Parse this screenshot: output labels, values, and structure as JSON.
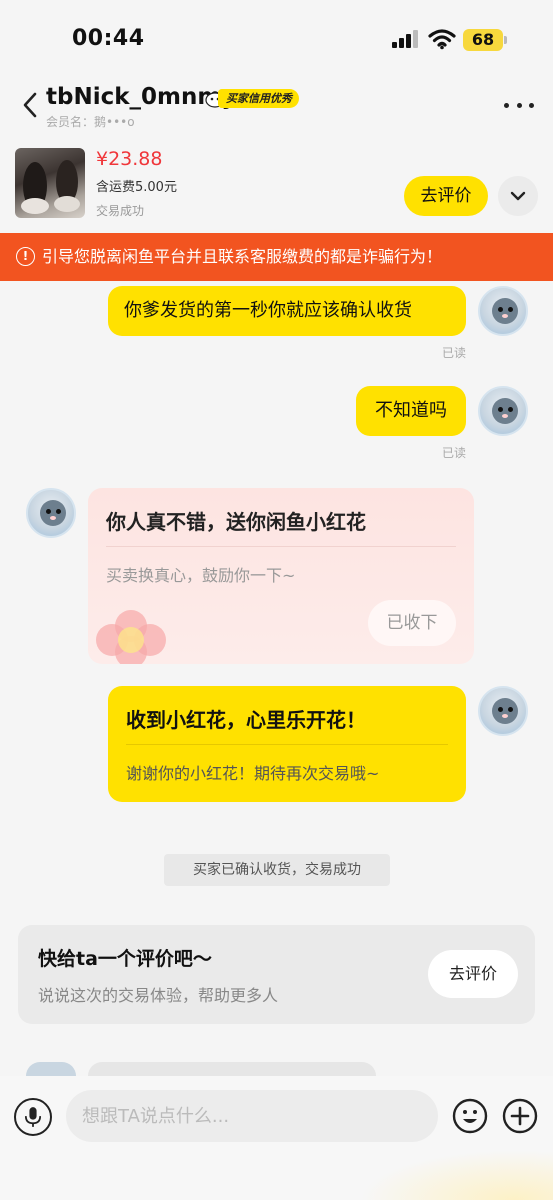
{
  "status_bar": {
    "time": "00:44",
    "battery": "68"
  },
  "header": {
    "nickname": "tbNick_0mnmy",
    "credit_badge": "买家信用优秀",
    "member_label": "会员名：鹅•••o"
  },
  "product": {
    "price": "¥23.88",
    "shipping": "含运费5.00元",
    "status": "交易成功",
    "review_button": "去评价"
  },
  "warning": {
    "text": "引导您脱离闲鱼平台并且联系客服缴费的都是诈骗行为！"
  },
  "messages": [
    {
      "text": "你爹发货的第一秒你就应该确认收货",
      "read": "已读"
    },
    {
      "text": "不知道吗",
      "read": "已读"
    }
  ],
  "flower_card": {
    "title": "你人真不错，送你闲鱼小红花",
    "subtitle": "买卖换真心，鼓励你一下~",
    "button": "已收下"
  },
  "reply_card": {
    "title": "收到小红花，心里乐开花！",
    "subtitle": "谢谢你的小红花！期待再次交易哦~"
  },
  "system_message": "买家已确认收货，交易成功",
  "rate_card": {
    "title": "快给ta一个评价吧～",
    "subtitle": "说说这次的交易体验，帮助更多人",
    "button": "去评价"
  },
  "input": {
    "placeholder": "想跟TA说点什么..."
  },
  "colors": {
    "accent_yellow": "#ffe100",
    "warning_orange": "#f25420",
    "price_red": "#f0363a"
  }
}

■ ■ ■ ■ ■ ■ ■

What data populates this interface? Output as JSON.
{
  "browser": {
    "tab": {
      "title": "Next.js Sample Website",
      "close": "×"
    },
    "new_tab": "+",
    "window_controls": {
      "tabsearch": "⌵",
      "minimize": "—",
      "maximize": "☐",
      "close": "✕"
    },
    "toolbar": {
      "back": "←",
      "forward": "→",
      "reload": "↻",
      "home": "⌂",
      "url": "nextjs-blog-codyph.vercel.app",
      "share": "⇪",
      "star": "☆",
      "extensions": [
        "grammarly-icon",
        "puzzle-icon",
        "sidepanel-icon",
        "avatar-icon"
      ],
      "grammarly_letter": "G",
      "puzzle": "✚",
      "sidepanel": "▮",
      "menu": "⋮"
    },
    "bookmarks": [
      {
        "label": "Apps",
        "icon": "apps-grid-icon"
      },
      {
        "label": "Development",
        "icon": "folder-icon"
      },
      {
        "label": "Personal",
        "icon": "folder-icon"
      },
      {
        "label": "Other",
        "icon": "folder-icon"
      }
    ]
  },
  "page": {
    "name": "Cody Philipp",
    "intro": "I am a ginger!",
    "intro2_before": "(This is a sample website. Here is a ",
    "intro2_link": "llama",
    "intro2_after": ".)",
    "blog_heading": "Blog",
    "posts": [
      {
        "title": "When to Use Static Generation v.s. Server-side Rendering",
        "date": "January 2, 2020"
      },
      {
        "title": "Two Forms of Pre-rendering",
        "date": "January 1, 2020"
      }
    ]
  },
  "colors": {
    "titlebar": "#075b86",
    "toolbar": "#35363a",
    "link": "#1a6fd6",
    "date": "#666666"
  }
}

■ ■ ■ ■ ■ ■ ■

*Required work*: Report every line in the data above in which the word "January" appears.

*Exercise result*:
        "date": "January 2, 2020"
        "date": "January 1, 2020"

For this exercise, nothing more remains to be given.